— BEGIN Given records —

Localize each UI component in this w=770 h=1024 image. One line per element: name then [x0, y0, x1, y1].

— END Given records —
— BEGIN Given records —

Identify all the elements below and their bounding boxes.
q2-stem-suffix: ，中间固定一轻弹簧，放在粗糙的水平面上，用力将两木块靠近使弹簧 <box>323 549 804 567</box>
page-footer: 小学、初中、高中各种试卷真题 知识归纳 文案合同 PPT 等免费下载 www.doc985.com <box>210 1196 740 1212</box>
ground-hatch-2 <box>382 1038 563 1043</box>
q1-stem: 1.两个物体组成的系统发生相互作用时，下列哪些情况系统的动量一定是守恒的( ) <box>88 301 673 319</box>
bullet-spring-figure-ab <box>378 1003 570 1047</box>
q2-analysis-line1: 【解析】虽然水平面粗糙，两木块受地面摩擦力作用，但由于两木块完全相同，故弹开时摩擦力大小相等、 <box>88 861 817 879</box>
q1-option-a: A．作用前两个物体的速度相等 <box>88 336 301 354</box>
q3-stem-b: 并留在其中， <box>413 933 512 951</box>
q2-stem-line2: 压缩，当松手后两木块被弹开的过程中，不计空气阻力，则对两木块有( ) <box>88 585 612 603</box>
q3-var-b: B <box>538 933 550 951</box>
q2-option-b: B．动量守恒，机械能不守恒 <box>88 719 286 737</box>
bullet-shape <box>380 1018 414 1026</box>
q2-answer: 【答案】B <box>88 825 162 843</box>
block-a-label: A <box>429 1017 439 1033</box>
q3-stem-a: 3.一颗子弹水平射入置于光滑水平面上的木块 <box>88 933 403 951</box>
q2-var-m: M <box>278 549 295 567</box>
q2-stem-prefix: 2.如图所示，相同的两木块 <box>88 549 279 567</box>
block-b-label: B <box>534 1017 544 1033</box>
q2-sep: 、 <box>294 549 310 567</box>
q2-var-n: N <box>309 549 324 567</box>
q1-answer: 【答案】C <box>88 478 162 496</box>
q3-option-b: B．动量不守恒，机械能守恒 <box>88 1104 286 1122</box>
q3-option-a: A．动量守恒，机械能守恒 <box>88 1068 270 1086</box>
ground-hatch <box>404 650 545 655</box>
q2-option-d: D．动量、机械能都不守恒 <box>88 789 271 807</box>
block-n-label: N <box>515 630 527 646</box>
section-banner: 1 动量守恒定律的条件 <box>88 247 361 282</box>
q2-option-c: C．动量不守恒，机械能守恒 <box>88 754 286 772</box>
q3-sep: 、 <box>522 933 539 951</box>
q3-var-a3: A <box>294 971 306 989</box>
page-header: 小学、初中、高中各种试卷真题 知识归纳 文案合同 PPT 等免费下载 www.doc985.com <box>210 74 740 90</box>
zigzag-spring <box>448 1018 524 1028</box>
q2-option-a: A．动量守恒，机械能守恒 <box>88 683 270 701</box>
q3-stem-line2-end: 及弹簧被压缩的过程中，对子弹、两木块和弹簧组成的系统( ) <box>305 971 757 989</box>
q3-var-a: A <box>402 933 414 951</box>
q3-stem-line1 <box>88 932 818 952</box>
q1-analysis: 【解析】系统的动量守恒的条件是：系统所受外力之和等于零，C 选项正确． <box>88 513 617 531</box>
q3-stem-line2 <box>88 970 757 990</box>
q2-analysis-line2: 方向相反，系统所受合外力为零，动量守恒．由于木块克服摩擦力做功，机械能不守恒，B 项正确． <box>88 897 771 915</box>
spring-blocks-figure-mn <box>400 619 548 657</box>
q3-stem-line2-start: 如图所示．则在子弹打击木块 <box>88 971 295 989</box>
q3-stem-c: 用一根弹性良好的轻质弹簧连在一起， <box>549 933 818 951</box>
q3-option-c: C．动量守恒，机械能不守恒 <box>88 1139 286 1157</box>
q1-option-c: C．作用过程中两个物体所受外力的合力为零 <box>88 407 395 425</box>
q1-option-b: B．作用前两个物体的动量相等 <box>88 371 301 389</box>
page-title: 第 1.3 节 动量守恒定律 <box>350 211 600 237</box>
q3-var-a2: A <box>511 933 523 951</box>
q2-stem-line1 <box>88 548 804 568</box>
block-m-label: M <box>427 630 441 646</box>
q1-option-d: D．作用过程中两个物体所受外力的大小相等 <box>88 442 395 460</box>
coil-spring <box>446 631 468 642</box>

— END Given records —

Rename "page-footer" to "bottom-note" in the items from the line with "Identify all the" up to and including the line with "q1-stem: 1.两个物体组成的系统发生相互作用时，下列哪些情况系统的动量一定是守恒的( )", and give back only those lines with everything else unchanged.

Identify all the elements below and their bounding boxes.
q2-stem-suffix: ，中间固定一轻弹簧，放在粗糙的水平面上，用力将两木块靠近使弹簧 <box>323 549 804 567</box>
bottom-note: 小学、初中、高中各种试卷真题 知识归纳 文案合同 PPT 等免费下载 www.doc985.com <box>210 1196 740 1212</box>
ground-hatch-2 <box>382 1038 563 1043</box>
q1-stem: 1.两个物体组成的系统发生相互作用时，下列哪些情况系统的动量一定是守恒的( ) <box>88 301 673 319</box>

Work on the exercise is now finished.